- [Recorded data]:
[start]
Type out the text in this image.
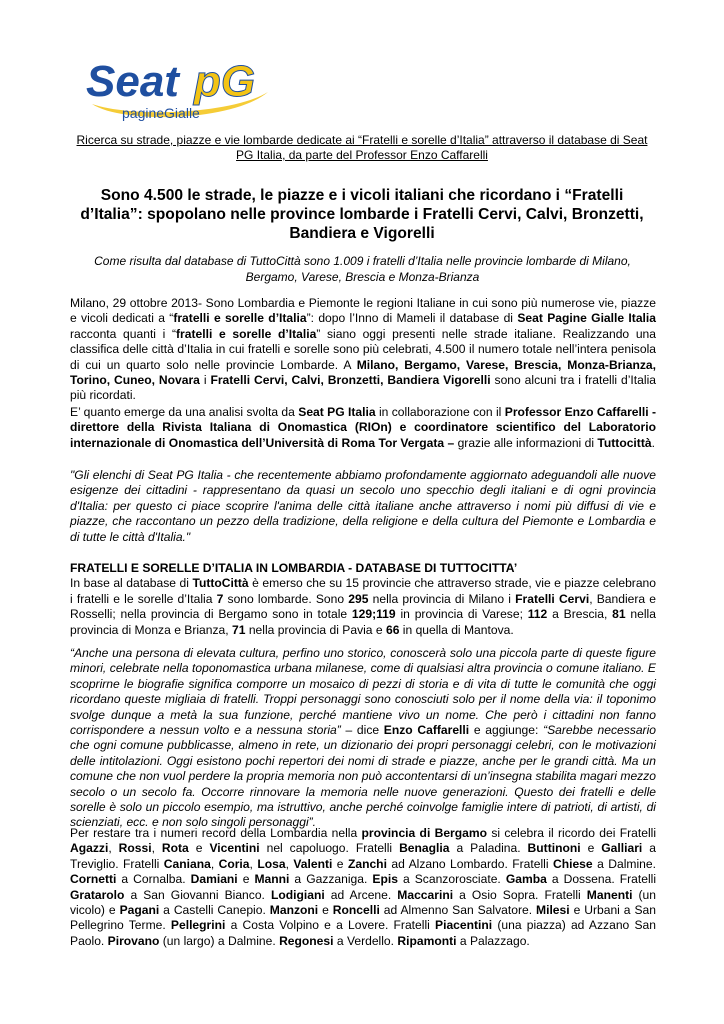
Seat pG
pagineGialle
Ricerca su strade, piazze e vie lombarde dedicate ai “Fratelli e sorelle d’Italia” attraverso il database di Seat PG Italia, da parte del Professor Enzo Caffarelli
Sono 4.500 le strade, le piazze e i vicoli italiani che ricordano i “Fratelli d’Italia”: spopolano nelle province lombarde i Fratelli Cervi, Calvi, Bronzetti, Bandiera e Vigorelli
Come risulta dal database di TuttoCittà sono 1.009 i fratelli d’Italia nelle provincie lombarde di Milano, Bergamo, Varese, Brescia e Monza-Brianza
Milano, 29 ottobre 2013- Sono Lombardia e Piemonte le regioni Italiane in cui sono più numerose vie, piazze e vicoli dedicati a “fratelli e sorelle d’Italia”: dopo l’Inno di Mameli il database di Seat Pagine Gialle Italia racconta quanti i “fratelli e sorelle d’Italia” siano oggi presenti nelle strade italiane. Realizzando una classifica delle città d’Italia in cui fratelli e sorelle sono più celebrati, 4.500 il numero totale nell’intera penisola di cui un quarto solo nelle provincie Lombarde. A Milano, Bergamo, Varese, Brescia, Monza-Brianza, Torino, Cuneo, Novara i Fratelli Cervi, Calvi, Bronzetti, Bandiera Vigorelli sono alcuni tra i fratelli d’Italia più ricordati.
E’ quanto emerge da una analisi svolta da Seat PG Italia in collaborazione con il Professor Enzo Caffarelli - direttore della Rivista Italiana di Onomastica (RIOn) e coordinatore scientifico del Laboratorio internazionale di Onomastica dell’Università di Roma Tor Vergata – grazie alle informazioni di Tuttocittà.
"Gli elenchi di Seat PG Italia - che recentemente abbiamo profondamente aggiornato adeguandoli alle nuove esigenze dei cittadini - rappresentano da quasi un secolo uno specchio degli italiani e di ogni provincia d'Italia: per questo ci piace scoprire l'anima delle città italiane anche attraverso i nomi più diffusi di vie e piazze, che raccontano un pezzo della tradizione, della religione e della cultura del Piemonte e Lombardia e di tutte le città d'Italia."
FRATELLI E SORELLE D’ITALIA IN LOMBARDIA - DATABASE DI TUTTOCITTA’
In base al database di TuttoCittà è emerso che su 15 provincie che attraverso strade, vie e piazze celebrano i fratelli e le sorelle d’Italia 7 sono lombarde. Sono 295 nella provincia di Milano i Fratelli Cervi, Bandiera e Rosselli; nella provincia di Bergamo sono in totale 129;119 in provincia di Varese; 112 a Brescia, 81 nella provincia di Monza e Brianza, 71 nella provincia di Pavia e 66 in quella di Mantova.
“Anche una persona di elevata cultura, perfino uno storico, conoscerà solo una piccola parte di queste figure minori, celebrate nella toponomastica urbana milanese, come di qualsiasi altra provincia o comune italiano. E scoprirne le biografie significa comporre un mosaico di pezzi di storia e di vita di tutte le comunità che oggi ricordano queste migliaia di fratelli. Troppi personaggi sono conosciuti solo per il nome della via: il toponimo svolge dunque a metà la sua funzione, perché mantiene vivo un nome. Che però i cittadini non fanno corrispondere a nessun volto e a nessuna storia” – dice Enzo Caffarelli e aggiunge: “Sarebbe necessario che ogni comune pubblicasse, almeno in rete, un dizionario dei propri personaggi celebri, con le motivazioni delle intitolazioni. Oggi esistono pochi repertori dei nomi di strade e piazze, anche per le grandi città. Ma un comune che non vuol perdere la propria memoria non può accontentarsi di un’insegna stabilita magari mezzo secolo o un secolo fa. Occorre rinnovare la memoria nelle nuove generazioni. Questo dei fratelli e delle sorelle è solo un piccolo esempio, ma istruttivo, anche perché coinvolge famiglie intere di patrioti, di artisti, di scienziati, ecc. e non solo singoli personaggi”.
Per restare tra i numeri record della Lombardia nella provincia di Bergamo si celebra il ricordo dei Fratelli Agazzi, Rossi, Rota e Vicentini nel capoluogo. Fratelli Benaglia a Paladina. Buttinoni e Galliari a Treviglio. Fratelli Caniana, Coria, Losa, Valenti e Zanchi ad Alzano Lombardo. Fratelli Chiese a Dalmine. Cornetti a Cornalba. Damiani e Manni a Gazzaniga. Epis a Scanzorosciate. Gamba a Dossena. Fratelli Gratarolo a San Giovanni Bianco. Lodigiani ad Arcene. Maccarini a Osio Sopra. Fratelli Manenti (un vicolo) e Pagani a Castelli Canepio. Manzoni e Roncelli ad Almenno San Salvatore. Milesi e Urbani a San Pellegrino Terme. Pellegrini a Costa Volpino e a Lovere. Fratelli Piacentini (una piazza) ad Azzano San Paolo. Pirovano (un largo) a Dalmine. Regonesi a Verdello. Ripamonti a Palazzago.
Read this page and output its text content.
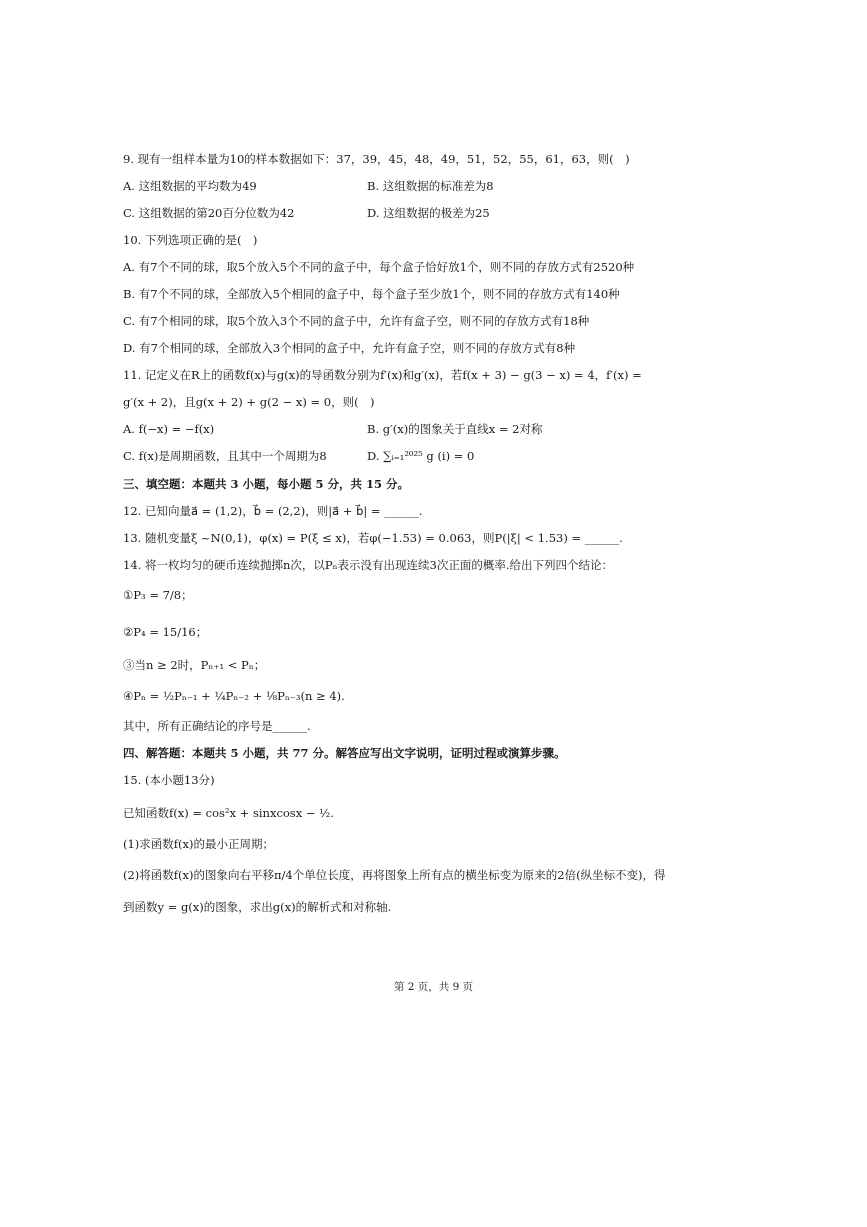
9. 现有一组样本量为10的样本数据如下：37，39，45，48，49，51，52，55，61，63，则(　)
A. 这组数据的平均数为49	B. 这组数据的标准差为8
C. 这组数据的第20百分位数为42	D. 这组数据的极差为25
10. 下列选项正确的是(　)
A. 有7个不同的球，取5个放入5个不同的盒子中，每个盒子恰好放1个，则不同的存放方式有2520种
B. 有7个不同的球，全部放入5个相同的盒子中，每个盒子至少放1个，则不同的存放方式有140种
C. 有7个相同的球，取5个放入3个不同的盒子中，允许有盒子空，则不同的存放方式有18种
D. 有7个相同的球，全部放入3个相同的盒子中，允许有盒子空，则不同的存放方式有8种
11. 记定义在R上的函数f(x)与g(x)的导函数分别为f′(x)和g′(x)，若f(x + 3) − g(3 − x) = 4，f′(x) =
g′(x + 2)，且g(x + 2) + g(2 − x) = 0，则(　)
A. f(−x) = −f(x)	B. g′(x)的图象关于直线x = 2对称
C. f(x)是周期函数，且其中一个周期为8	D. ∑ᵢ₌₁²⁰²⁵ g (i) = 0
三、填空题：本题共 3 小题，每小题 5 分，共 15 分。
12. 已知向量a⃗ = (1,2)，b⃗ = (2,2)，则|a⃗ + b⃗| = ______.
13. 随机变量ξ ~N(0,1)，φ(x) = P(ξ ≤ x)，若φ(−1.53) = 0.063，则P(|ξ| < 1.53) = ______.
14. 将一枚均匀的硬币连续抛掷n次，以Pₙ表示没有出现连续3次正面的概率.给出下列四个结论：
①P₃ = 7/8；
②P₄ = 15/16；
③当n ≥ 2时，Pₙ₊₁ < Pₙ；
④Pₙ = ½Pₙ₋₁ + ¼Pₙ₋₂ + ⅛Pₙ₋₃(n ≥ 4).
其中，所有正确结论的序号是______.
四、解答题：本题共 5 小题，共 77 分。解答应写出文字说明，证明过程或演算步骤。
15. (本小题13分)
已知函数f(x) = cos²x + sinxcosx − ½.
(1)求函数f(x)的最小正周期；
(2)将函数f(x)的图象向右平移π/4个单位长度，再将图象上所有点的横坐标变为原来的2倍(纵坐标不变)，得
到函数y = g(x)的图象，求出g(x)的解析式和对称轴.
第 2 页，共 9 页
[end]
- [WHAT IS ASKED]:
Look through the material above. Copy each line where the word "Calvi" appears.

- [EXERCISE OUTPUT]:
Sono 4.500 le strade, le piazze e i vicoli italiani che ricordano i “Fratelli d’Italia”: spopolano nelle province lombarde i Fratelli Cervi, Calvi, Bronzetti, Bandiera e Vigorelli
Milano, 29 ottobre 2013- Sono Lombardia e Piemonte le regioni Italiane in cui sono più numerose vie, piazze e vicoli dedicati a “fratelli e sorelle d’Italia”: dopo l’Inno di Mameli il database di Seat Pagine Gialle Italia racconta quanti i “fratelli e sorelle d’Italia” siano oggi presenti nelle strade italiane. Realizzando una classifica delle città d’Italia in cui fratelli e sorelle sono più celebrati, 4.500 il numero totale nell’intera penisola di cui un quarto solo nelle provincie Lombarde. A Milano, Bergamo, Varese, Brescia, Monza-Brianza, Torino, Cuneo, Novara i Fratelli Cervi, Calvi, Bronzetti, Bandiera Vigorelli sono alcuni tra i fratelli d’Italia più ricordati.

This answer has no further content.